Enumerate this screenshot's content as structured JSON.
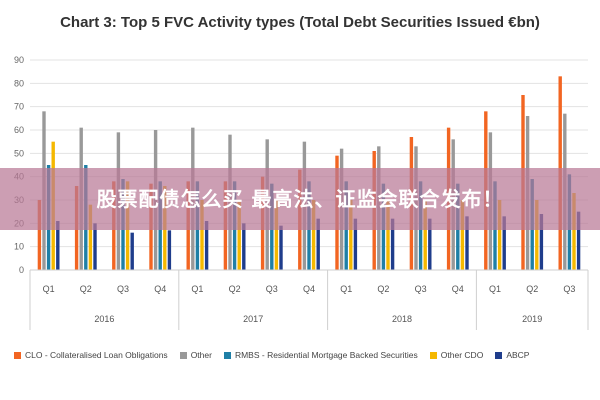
{
  "overlay": {
    "text": "股票配债怎么买 最高法、证监会联合发布！"
  },
  "chart_data": {
    "type": "bar",
    "title": "Chart 3: Top 5 FVC Activity types (Total Debt Securities Issued €bn)",
    "xlabel": "",
    "ylabel": "",
    "ylim": [
      0,
      90
    ],
    "yticks": [
      0,
      10,
      20,
      30,
      40,
      50,
      60,
      70,
      80,
      90
    ],
    "grid": true,
    "legend_position": "bottom",
    "categories": [
      "Q1",
      "Q2",
      "Q3",
      "Q4",
      "Q1",
      "Q2",
      "Q3",
      "Q4",
      "Q1",
      "Q2",
      "Q3",
      "Q4",
      "Q1",
      "Q2",
      "Q3"
    ],
    "groups": [
      {
        "label": "2016",
        "count": 4
      },
      {
        "label": "2017",
        "count": 4
      },
      {
        "label": "2018",
        "count": 4
      },
      {
        "label": "2019",
        "count": 3
      }
    ],
    "series": [
      {
        "name": "CLO - Collateralised Loan Obligations",
        "color": "#f26522",
        "values": [
          30,
          36,
          38,
          37,
          38,
          38,
          40,
          43,
          49,
          51,
          57,
          61,
          68,
          75,
          83
        ]
      },
      {
        "name": "Other",
        "color": "#999999",
        "values": [
          68,
          61,
          59,
          60,
          61,
          58,
          56,
          55,
          52,
          53,
          53,
          56,
          59,
          66,
          67
        ]
      },
      {
        "name": "RMBS - Residential Mortgage Backed Securities",
        "color": "#1f7fa6",
        "values": [
          45,
          45,
          39,
          38,
          38,
          38,
          37,
          38,
          38,
          37,
          38,
          37,
          38,
          39,
          41
        ]
      },
      {
        "name": "Other CDO",
        "color": "#f5b800",
        "values": [
          55,
          28,
          38,
          36,
          30,
          30,
          30,
          30,
          30,
          30,
          30,
          30,
          30,
          30,
          33
        ]
      },
      {
        "name": "ABCP",
        "color": "#1f3d8c",
        "values": [
          21,
          20,
          16,
          17,
          21,
          20,
          19,
          22,
          22,
          22,
          22,
          23,
          23,
          24,
          25
        ]
      }
    ]
  }
}
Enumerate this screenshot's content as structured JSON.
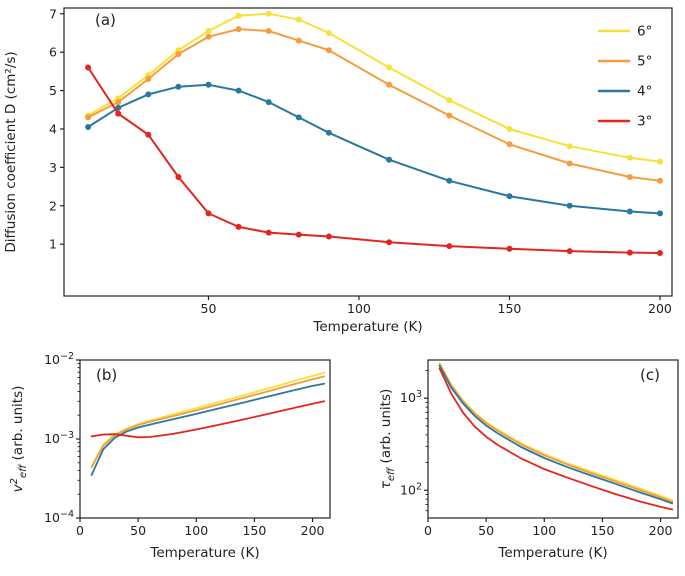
{
  "figure": {
    "background": "#ffffff",
    "axis_color": "#222222"
  },
  "chart_data": [
    {
      "id": "a",
      "type": "line",
      "panel_label": "(a)",
      "xlabel": "Temperature (K)",
      "ylabel": "Diffusion coefficient D (cm²/s)",
      "xscale": "linear",
      "yscale": "linear",
      "xlim": [
        2,
        204
      ],
      "ylim": [
        -0.35,
        7.15
      ],
      "xticks": [
        50,
        100,
        150,
        200
      ],
      "yticks": [
        1,
        2,
        3,
        4,
        5,
        6,
        7
      ],
      "markers": true,
      "legend": {
        "position": "upper-right",
        "labels": [
          "6°",
          "5°",
          "4°",
          "3°"
        ]
      },
      "x": [
        10,
        20,
        30,
        40,
        50,
        60,
        70,
        80,
        90,
        110,
        130,
        150,
        170,
        190,
        200
      ],
      "series": [
        {
          "name": "6°",
          "key": "6deg",
          "color": "#f6e13b",
          "values": [
            4.35,
            4.8,
            5.4,
            6.05,
            6.55,
            6.95,
            7.0,
            6.85,
            6.5,
            5.6,
            4.75,
            4.0,
            3.55,
            3.25,
            3.15
          ]
        },
        {
          "name": "5°",
          "key": "5deg",
          "color": "#f59d3d",
          "values": [
            4.3,
            4.7,
            5.3,
            5.95,
            6.4,
            6.6,
            6.55,
            6.3,
            6.05,
            5.15,
            4.35,
            3.6,
            3.1,
            2.75,
            2.65
          ]
        },
        {
          "name": "4°",
          "key": "4deg",
          "color": "#2878a0",
          "values": [
            4.05,
            4.55,
            4.9,
            5.1,
            5.15,
            5.0,
            4.7,
            4.3,
            3.9,
            3.2,
            2.65,
            2.25,
            2.0,
            1.85,
            1.8
          ]
        },
        {
          "name": "3°",
          "key": "3deg",
          "color": "#e4251e",
          "values": [
            5.6,
            4.4,
            3.85,
            2.75,
            1.8,
            1.45,
            1.3,
            1.25,
            1.2,
            1.05,
            0.95,
            0.88,
            0.82,
            0.78,
            0.77
          ]
        }
      ]
    },
    {
      "id": "b",
      "type": "line",
      "panel_label": "(b)",
      "xlabel": "Temperature (K)",
      "ylabel_rich": [
        {
          "t": "v",
          "i": true
        },
        {
          "t": "2",
          "sup": true,
          "i": true
        },
        {
          "t": "eff",
          "sub": true,
          "i": true
        },
        {
          "t": " (arb. units)"
        }
      ],
      "xscale": "linear",
      "yscale": "log",
      "xlim": [
        0,
        215
      ],
      "ylim": [
        0.0001,
        0.01
      ],
      "xticks": [
        0,
        50,
        100,
        150,
        200
      ],
      "yticks_log": [
        -2,
        -3,
        -4
      ],
      "markers": false,
      "x": [
        10,
        20,
        30,
        40,
        50,
        60,
        80,
        100,
        120,
        140,
        160,
        180,
        200,
        210
      ],
      "series": [
        {
          "name": "6°",
          "key": "6deg",
          "color": "#f6e13b",
          "values": [
            0.00045,
            0.00085,
            0.00115,
            0.00135,
            0.00155,
            0.0017,
            0.00205,
            0.00245,
            0.00295,
            0.00355,
            0.0043,
            0.0052,
            0.0063,
            0.0069
          ]
        },
        {
          "name": "5°",
          "key": "5deg",
          "color": "#f59d3d",
          "values": [
            0.00044,
            0.00082,
            0.00112,
            0.00132,
            0.0015,
            0.00165,
            0.00195,
            0.0023,
            0.00275,
            0.0033,
            0.00395,
            0.00475,
            0.0057,
            0.0062
          ]
        },
        {
          "name": "4°",
          "key": "4deg",
          "color": "#2878a0",
          "values": [
            0.00035,
            0.00074,
            0.00104,
            0.00124,
            0.0014,
            0.00152,
            0.00178,
            0.00208,
            0.00245,
            0.00288,
            0.0034,
            0.004,
            0.0047,
            0.005
          ]
        },
        {
          "name": "3°",
          "key": "3deg",
          "color": "#e4251e",
          "values": [
            0.00108,
            0.00114,
            0.00115,
            0.0011,
            0.00105,
            0.00106,
            0.00116,
            0.00132,
            0.00152,
            0.00176,
            0.00205,
            0.0024,
            0.0028,
            0.003
          ]
        }
      ]
    },
    {
      "id": "c",
      "type": "line",
      "panel_label": "(c)",
      "xlabel": "Temperature (K)",
      "ylabel_rich": [
        {
          "t": "τ",
          "i": true
        },
        {
          "t": "eff",
          "sub": true,
          "i": true
        },
        {
          "t": " (arb. units)"
        }
      ],
      "xscale": "linear",
      "yscale": "log",
      "xlim": [
        0,
        215
      ],
      "ylim": [
        50,
        2600
      ],
      "xticks": [
        0,
        50,
        100,
        150,
        200
      ],
      "yticks_log": [
        3,
        2
      ],
      "markers": false,
      "x": [
        10,
        20,
        30,
        40,
        50,
        60,
        80,
        100,
        120,
        140,
        160,
        180,
        200,
        210
      ],
      "series": [
        {
          "name": "6°",
          "key": "6deg",
          "color": "#f6e13b",
          "values": [
            2400,
            1400,
            950,
            700,
            550,
            455,
            325,
            248,
            196,
            160,
            131,
            107,
            87,
            78
          ]
        },
        {
          "name": "5°",
          "key": "5deg",
          "color": "#f59d3d",
          "values": [
            2350,
            1370,
            930,
            685,
            538,
            443,
            315,
            240,
            190,
            154,
            126,
            103,
            84,
            75
          ]
        },
        {
          "name": "4°",
          "key": "4deg",
          "color": "#2878a0",
          "values": [
            2250,
            1300,
            880,
            645,
            505,
            415,
            295,
            224,
            178,
            145,
            119,
            97,
            80,
            72
          ]
        },
        {
          "name": "3°",
          "key": "3deg",
          "color": "#e4251e",
          "values": [
            2100,
            1120,
            700,
            495,
            382,
            310,
            222,
            170,
            137,
            112,
            92,
            77,
            66,
            62
          ]
        }
      ]
    }
  ]
}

——————

Directions for this task =>
Only lines with the word "Securities" should be collected from the material.

The output =>
    "title": "Chart 3: Top 5 FVC Activity types (Total Debt Securities Issued €bn)",
        "name": "RMBS - Residential Mortgage Backed Securities",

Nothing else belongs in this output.